++++ PAGE EXTRACT ++++

Monday, September 9, 2019

Digest for comp.lang.c++@googlegroups.com - 23 updates in 6 topics

Stuart Redmann <DerTopper@web.de>: Sep 09 11:30AM +0200


> Since this is unreadable by peons, I can only speculate,
> but provably unprovable sounds like a useless tautology.
 
> Dhu
 
It isn't. It rather shows that - like the speed of light in physics - there
are some rather unexpected limitations to what is possible in mathematics.
For many years mathematicians believed that, given a set of axioms, every
possible theorem in the given field can be proven to be either true or
false based on logical deduction from these axioms.
 
Goedel showed that this is not always the case (see the continuum
hypothesis). This implies that there are things in mathematics that cannot
be proven. This culminated in Goedels incompleteness theorem, which is
considered by many mathematicians as a severe throwback in maths.
 
Regards,
Stuart
peteolcott <Here@Home>: Sep 09 09:57AM -0500

On 9/8/2019 1:06 AM, Dhu on Gate wrote:
 
> Since this is unreadable by peons, I can only speculate,
> but provably unprovable sounds like a useless tautology.
 
> Dhu
 
The entire body of conceptual knowledge is specified as relations
between finite strings: {axioms, rules-of-inference, axiom schemata}.
 
Formal proofs to theorem consequences specify provable and true
concurrently.
 
--
Copyright 2019 Pete Olcott All rights reserved
 
"Great spirits have always encountered violent
opposition from mediocre minds." Albert Einstein
peteolcott <Here@Home>: Sep 09 10:01AM -0500

On 9/9/2019 4:30 AM, Stuart Redmann wrote:
> considered by many mathematicians as a severe throwback in maths.

++++

**WHAT YOU WILL DO**
- A) Say whether each statement agrees with the newsgroup digest, answering yes or no and quoting the words of the newsgroup digest that decide it. (i) Stuart Redmann writes that mathematicians long believed every theorem could be shown true or false from a set of axioms. (ii) The newsgroup digest covers 23 updates in 6 topics. (iii) peteolcott writes that formal proofs specify provable and true separately.
- B) Carry on the newsgroup digest from the point where it stops.

++++ INFORMATION SUPPLIED ++++

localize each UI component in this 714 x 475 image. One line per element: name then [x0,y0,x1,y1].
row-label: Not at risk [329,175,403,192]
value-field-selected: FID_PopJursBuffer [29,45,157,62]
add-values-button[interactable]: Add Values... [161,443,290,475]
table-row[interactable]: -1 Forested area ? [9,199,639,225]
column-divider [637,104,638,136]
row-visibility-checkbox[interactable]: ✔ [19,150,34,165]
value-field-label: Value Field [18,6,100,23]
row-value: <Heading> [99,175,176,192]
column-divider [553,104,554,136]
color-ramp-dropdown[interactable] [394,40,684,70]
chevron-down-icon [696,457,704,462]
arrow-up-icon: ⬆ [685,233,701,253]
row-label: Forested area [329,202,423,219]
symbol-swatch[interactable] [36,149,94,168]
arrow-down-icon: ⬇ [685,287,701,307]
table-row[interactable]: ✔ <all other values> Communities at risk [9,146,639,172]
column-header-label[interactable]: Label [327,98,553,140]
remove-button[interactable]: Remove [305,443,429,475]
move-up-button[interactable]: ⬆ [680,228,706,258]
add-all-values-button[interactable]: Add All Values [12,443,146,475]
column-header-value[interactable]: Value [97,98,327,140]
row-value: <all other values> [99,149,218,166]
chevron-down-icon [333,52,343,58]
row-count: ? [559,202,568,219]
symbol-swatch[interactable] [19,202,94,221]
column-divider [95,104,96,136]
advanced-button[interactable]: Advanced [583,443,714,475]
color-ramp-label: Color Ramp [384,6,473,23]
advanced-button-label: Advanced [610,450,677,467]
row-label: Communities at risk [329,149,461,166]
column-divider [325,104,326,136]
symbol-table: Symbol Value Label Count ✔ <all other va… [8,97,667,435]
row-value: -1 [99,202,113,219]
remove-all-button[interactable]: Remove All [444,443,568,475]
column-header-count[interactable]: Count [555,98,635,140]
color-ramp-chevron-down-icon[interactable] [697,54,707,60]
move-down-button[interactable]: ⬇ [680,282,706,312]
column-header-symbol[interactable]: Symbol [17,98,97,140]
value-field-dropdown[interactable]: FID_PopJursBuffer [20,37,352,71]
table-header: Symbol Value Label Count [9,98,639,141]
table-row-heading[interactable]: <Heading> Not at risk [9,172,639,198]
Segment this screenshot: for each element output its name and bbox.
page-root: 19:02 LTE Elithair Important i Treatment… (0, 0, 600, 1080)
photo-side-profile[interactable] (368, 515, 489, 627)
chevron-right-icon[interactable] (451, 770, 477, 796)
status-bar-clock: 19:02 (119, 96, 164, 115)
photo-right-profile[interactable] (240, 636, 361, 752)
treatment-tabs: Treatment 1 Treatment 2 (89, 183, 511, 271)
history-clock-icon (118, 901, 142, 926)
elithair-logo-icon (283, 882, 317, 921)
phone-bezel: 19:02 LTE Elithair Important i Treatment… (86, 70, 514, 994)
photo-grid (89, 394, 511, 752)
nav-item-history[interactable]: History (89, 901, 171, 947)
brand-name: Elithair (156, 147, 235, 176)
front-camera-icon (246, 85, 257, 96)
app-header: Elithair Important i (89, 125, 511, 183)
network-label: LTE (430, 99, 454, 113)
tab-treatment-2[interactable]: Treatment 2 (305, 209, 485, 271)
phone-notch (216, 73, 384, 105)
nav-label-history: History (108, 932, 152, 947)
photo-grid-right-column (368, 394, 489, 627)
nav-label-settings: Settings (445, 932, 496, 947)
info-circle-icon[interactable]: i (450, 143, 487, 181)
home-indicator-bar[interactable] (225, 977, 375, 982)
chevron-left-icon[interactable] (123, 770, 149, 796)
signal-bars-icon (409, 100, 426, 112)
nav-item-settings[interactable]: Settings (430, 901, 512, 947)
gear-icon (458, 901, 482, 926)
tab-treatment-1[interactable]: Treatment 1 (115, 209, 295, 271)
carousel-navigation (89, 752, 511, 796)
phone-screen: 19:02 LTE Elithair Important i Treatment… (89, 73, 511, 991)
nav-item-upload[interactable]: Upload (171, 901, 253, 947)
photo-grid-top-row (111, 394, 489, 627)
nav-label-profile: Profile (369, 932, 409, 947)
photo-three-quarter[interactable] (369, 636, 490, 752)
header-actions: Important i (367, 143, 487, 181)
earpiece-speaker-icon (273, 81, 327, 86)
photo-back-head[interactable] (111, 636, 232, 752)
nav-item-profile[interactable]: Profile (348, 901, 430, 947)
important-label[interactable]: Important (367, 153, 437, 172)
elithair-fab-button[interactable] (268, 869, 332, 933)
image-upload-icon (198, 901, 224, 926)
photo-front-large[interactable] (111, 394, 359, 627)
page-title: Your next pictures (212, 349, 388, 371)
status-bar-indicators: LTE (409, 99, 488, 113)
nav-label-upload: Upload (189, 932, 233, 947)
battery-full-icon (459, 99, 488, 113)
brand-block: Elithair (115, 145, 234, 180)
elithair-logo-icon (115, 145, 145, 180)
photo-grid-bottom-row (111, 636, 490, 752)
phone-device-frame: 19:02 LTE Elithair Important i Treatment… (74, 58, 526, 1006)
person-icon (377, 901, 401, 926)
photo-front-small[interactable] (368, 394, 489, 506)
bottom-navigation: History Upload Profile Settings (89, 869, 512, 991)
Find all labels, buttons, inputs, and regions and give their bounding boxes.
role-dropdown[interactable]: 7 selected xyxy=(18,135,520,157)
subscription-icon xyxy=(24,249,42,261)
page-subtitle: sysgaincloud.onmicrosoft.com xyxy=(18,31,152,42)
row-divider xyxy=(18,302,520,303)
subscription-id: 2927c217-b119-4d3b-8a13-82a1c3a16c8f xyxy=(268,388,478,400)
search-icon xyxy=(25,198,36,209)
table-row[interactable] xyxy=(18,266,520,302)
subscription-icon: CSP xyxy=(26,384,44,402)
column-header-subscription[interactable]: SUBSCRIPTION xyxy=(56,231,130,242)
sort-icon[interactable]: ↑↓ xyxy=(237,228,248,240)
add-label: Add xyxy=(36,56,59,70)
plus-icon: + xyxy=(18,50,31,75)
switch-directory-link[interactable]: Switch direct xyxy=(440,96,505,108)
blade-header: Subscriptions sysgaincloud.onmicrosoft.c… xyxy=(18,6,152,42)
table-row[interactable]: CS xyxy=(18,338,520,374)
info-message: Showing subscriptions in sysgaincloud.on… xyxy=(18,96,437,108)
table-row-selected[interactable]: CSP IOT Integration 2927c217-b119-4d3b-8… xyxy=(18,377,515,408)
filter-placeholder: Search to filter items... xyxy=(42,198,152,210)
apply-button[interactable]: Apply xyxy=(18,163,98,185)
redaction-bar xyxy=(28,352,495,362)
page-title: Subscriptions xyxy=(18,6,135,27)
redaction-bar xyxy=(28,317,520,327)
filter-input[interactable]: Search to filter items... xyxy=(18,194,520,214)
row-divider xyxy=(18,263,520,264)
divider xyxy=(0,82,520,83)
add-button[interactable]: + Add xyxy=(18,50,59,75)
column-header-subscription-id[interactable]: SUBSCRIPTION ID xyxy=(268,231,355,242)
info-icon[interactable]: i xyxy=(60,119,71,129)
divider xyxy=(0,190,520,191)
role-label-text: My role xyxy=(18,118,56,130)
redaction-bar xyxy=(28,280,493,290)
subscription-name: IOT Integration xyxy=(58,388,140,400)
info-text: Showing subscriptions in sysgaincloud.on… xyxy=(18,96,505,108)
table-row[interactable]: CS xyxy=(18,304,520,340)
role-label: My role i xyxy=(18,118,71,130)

++++

**SOLVED PROBLEMS**
- A)
(i) Yes: "For many years mathematicians believed that, given a set of axioms, every possible theorem in the given field can be proven to be either true or false based on logical deduction from these axioms."
(ii) Yes: "23 updates in 6 topics"
(iii) No: "Formal proofs to theorem consequences specify provable and true concurrently."

- B)
 
> Regards,
> Stuart
 
https://en.wikipedia.org/wiki/Continuum_hypothesis
It turns out that the basis concept of cardinality is ill-formed.
All infinities are the same size.
 
The number of real numbers is the number of adjacent geometric
points on a number line, countable using integers.
 
--
Copyright 2019 Pete Olcott All rights reserved
 
"Great spirits have always encountered violent
opposition from mediocre minds." Albert Einstein
Keith Thompson <kst-u@mib.org>: Sep 09 01:30PM -0700

> "This sentence is unprovable" can be proven to be unprovable
> on the basis that its satisfaction derives a contradiction.
[...]
 
This has nothing to do with Prolog, Lisp, or C++, and probably
nothing to do with comp.ai.philosophy. Please modify the
"Newsgroups:" header when posting followups -- or just don't post.
 
See comp.theory for the background of this discussion (it's probably
more than 90% of the content of that newsgroup).
 
--
Keith Thompson (The_Other_Keith) kst-u@mib.org <http://www.ghoti.net/~kst>
Will write code for food.
void Void(void) { Void(); } /* The recursive call of the void */
Mr Flibble <flibble@i42.removethisbit.co.uk>: Sep 09 09:38PM +0100

On 09/09/2019 16:01, peteolcott wrote:
> All infinities are the same size.
 
Nonsense. Infinity doesn't have a size by definition.
 
/Flibble
 
--
"You won't burn in hell. But be nice anyway." – Ricky Gervais
"I see Atheists are fighting and killing each other again, over who
doesn't believe in any God the most. Oh, no..wait.. that never happens."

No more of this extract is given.